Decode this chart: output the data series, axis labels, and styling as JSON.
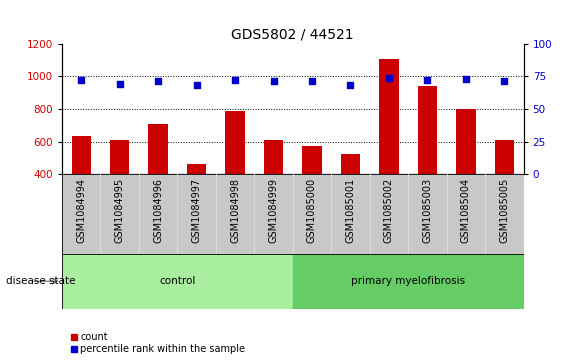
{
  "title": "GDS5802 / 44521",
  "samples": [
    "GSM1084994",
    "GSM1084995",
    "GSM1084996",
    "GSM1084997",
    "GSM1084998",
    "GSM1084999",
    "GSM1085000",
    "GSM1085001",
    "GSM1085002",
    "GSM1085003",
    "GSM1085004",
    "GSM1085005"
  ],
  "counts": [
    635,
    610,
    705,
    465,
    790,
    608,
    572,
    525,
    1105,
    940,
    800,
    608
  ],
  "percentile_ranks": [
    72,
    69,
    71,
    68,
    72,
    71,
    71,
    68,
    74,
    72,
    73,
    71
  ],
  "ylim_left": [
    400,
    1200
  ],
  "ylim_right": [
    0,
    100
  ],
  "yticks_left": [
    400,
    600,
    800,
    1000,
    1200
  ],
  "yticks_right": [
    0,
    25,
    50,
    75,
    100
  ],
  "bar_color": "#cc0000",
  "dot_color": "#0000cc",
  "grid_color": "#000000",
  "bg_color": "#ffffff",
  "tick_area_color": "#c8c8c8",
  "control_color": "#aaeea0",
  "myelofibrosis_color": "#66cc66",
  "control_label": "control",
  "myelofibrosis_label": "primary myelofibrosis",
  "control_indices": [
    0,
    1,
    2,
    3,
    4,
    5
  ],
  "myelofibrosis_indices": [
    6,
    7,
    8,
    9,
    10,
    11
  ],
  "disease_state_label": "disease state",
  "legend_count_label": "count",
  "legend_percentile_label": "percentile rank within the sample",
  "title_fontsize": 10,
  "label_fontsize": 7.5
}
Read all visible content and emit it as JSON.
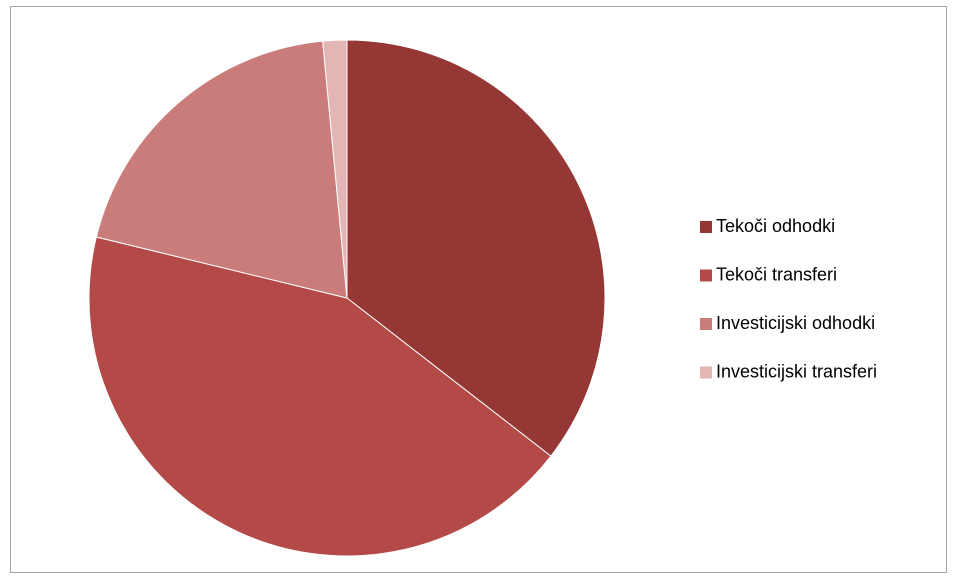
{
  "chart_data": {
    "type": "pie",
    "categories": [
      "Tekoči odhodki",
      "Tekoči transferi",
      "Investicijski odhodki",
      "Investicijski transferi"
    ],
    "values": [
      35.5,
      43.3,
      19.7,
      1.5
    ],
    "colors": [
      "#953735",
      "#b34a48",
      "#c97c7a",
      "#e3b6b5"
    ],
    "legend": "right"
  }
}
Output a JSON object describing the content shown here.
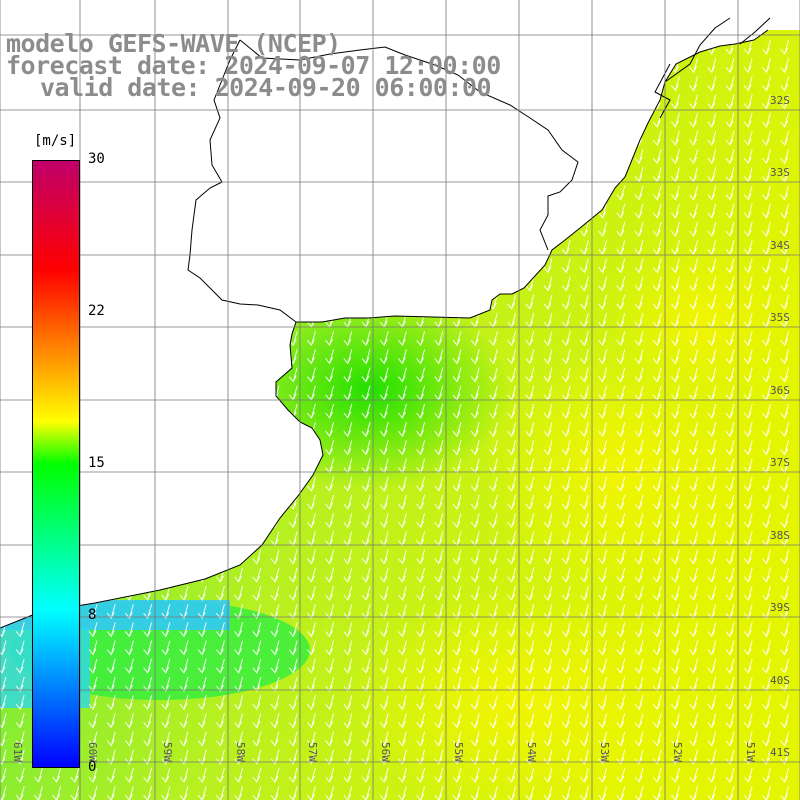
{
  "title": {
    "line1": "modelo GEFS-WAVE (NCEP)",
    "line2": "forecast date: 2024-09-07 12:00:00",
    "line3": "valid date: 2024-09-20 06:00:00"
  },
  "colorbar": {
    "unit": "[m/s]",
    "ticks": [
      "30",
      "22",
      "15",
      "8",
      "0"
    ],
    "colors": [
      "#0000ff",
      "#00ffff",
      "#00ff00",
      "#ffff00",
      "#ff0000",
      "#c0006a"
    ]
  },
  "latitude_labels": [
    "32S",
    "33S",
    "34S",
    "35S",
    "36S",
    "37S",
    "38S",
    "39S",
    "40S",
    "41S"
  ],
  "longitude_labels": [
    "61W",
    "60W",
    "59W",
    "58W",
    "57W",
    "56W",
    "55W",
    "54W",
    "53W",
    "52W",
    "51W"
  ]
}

===

→ TASK INSTRUCTIONS:
Only the lines from the line with "Read all visible content and emit it as JSON." to the end of the records should be repeated, exactly and without pictures.

→ FINISHED TASK:
Read all visible content and emit it as JSON.
{
  "chart_data": {
    "type": "pie",
    "categories": [
      "Tekoči odhodki",
      "Tekoči transferi",
      "Investicijski odhodki",
      "Investicijski transferi"
    ],
    "values": [
      35.5,
      43.3,
      19.7,
      1.5
    ],
    "colors": [
      "#953735",
      "#b34a48",
      "#c97c7a",
      "#e3b6b5"
    ],
    "legend": "right"
  }
}
Output a JSON object describing the content shown here.
{
  "title": {
    "line1": "modelo GEFS-WAVE (NCEP)",
    "line2": "forecast date: 2024-09-07 12:00:00",
    "line3": "valid date: 2024-09-20 06:00:00"
  },
  "colorbar": {
    "unit": "[m/s]",
    "ticks": [
      "30",
      "22",
      "15",
      "8",
      "0"
    ],
    "colors": [
      "#0000ff",
      "#00ffff",
      "#00ff00",
      "#ffff00",
      "#ff0000",
      "#c0006a"
    ]
  },
  "latitude_labels": [
    "32S",
    "33S",
    "34S",
    "35S",
    "36S",
    "37S",
    "38S",
    "39S",
    "40S",
    "41S"
  ],
  "longitude_labels": [
    "61W",
    "60W",
    "59W",
    "58W",
    "57W",
    "56W",
    "55W",
    "54W",
    "53W",
    "52W",
    "51W"
  ]
}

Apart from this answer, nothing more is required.